| AIM OF THE TASK |
Type the records out again in full, exactly.
______________________________
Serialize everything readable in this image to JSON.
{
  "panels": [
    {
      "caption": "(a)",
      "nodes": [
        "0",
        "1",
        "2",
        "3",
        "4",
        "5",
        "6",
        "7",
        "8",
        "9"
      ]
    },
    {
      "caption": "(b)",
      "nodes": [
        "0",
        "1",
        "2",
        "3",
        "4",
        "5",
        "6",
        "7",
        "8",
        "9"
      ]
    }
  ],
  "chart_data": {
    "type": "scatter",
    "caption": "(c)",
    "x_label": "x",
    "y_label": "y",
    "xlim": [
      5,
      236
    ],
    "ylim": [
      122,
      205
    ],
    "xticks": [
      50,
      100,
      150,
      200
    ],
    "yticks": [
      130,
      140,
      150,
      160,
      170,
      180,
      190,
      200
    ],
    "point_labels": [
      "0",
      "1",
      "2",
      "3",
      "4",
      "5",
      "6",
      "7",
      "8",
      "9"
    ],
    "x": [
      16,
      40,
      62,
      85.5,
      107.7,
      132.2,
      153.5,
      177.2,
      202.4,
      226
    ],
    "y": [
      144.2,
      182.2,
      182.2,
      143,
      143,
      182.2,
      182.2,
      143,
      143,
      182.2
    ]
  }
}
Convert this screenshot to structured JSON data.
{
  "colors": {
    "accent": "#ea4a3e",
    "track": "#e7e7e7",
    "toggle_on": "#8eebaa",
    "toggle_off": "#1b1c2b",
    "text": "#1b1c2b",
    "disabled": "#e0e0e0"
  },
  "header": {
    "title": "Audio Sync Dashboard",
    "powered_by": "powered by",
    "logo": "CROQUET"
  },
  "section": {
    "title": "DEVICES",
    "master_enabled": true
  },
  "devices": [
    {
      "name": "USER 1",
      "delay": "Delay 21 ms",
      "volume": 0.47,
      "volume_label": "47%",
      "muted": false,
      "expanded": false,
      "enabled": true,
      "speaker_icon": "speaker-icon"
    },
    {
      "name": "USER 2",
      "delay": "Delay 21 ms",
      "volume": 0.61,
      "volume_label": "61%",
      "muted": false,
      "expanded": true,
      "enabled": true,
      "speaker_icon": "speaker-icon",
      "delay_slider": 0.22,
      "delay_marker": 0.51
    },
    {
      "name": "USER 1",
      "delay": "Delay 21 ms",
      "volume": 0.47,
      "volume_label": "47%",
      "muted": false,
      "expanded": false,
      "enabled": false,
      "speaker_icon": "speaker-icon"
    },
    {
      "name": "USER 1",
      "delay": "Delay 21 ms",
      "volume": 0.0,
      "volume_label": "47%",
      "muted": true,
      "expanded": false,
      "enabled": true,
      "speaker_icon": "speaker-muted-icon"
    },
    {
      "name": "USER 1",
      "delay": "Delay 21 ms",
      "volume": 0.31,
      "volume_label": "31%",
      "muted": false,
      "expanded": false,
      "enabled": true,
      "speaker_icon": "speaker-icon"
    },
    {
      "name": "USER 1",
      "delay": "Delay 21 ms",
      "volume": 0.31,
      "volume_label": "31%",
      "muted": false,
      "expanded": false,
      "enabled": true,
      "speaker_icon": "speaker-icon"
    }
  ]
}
______________________________
| SOLUTION BELOW |
Serialize everything readable in this image to JSON.
{
  "panels": [
    {
      "caption": "(a)",
      "nodes": [
        "0",
        "1",
        "2",
        "3",
        "4",
        "5",
        "6",
        "7",
        "8",
        "9"
      ]
    },
    {
      "caption": "(b)",
      "nodes": [
        "0",
        "1",
        "2",
        "3",
        "4",
        "5",
        "6",
        "7",
        "8",
        "9"
      ]
    }
  ],
  "chart_data": {
    "type": "scatter",
    "caption": "(c)",
    "x_label": "x",
    "y_label": "y",
    "xlim": [
      5,
      236
    ],
    "ylim": [
      122,
      205
    ],
    "xticks": [
      50,
      100,
      150,
      200
    ],
    "yticks": [
      130,
      140,
      150,
      160,
      170,
      180,
      190,
      200
    ],
    "point_labels": [
      "0",
      "1",
      "2",
      "3",
      "4",
      "5",
      "6",
      "7",
      "8",
      "9"
    ],
    "x": [
      16,
      40,
      62,
      85.5,
      107.7,
      132.2,
      153.5,
      177.2,
      202.4,
      226
    ],
    "y": [
      144.2,
      182.2,
      182.2,
      143,
      143,
      182.2,
      182.2,
      143,
      143,
      182.2
    ]
  }
}
Convert this screenshot to structured JSON data.
{
  "colors": {
    "accent": "#ea4a3e",
    "track": "#e7e7e7",
    "toggle_on": "#8eebaa",
    "toggle_off": "#1b1c2b",
    "text": "#1b1c2b",
    "disabled": "#e0e0e0"
  },
  "header": {
    "title": "Audio Sync Dashboard",
    "powered_by": "powered by",
    "logo": "CROQUET"
  },
  "section": {
    "title": "DEVICES",
    "master_enabled": true
  },
  "devices": [
    {
      "name": "USER 1",
      "delay": "Delay 21 ms",
      "volume": 0.47,
      "volume_label": "47%",
      "muted": false,
      "expanded": false,
      "enabled": true,
      "speaker_icon": "speaker-icon"
    },
    {
      "name": "USER 2",
      "delay": "Delay 21 ms",
      "volume": 0.61,
      "volume_label": "61%",
      "muted": false,
      "expanded": true,
      "enabled": true,
      "speaker_icon": "speaker-icon",
      "delay_slider": 0.22,
      "delay_marker": 0.51
    },
    {
      "name": "USER 1",
      "delay": "Delay 21 ms",
      "volume": 0.47,
      "volume_label": "47%",
      "muted": false,
      "expanded": false,
      "enabled": false,
      "speaker_icon": "speaker-icon"
    },
    {
      "name": "USER 1",
      "delay": "Delay 21 ms",
      "volume": 0.0,
      "volume_label": "47%",
      "muted": true,
      "expanded": false,
      "enabled": true,
      "speaker_icon": "speaker-muted-icon"
    },
    {
      "name": "USER 1",
      "delay": "Delay 21 ms",
      "volume": 0.31,
      "volume_label": "31%",
      "muted": false,
      "expanded": false,
      "enabled": true,
      "speaker_icon": "speaker-icon"
    },
    {
      "name": "USER 1",
      "delay": "Delay 21 ms",
      "volume": 0.31,
      "volume_label": "31%",
      "muted": false,
      "expanded": false,
      "enabled": true,
      "speaker_icon": "speaker-icon"
    }
  ]
}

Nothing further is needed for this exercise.